Data entries:
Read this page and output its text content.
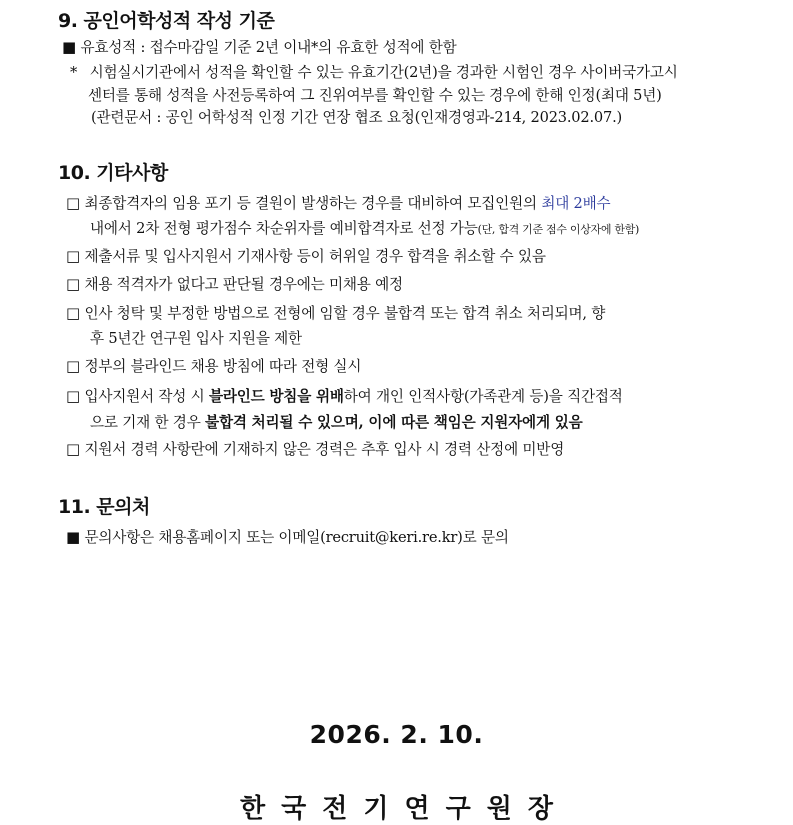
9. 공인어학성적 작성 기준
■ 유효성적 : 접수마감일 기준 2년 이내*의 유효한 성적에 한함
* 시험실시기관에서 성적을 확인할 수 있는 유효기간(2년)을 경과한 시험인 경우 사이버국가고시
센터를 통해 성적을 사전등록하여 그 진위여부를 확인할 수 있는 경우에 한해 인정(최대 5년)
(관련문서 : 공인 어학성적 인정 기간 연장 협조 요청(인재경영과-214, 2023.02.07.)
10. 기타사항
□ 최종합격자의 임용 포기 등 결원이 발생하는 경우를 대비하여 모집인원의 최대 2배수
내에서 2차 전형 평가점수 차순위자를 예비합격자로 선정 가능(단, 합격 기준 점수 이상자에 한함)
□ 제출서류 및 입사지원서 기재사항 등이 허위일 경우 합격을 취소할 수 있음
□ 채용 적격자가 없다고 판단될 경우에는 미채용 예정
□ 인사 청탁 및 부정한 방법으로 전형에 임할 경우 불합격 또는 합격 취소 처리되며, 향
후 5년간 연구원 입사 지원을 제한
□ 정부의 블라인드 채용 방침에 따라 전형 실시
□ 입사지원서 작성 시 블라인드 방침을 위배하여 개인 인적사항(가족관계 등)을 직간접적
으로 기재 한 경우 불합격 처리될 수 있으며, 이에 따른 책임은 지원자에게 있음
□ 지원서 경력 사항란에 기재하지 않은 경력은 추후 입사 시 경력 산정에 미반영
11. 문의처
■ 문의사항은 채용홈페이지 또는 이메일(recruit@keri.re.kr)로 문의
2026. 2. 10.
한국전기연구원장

==

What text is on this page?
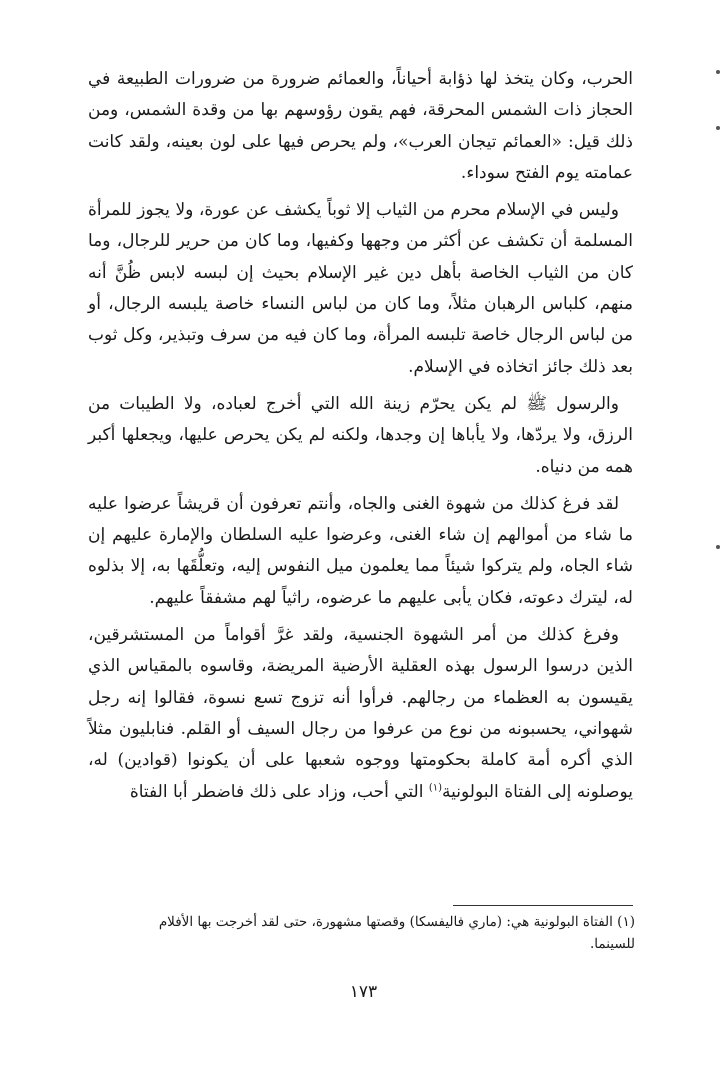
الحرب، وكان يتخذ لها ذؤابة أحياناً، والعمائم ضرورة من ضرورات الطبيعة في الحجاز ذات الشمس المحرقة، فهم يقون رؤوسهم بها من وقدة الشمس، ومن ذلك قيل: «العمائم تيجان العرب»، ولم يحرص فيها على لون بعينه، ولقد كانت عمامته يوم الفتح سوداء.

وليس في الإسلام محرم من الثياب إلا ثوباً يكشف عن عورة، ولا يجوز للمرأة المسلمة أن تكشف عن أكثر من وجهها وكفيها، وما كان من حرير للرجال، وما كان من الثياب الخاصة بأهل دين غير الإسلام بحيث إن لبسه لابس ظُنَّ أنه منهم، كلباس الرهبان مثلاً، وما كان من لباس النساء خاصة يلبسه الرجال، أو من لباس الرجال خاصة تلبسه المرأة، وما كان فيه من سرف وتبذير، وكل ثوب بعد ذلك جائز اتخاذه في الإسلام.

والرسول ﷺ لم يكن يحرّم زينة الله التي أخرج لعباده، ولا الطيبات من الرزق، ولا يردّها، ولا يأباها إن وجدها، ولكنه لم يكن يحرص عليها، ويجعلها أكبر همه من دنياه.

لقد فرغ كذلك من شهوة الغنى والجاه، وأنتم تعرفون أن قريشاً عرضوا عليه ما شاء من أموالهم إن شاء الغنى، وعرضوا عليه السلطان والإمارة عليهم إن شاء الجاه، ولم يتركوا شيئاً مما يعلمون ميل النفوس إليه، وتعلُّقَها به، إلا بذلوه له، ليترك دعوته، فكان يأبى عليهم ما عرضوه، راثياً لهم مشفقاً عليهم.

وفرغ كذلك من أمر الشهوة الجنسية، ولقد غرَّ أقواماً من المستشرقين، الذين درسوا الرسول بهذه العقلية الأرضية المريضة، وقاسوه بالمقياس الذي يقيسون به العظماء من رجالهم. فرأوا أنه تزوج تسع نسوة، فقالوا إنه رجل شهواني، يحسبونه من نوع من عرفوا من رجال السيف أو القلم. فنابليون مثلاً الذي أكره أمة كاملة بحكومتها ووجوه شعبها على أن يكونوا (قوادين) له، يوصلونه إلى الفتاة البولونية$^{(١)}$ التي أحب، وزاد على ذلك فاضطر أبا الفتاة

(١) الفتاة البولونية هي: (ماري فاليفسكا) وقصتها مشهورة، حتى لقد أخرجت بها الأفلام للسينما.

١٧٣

Given instruction: Whenever "블라인드" turns up in a line, pick that line out.

In response:
□ 정부의 블라인드 채용 방침에 따라 전형 실시
□ 입사지원서 작성 시 블라인드 방침을 위배하여 개인 인적사항(가족관계 등)을 직간접적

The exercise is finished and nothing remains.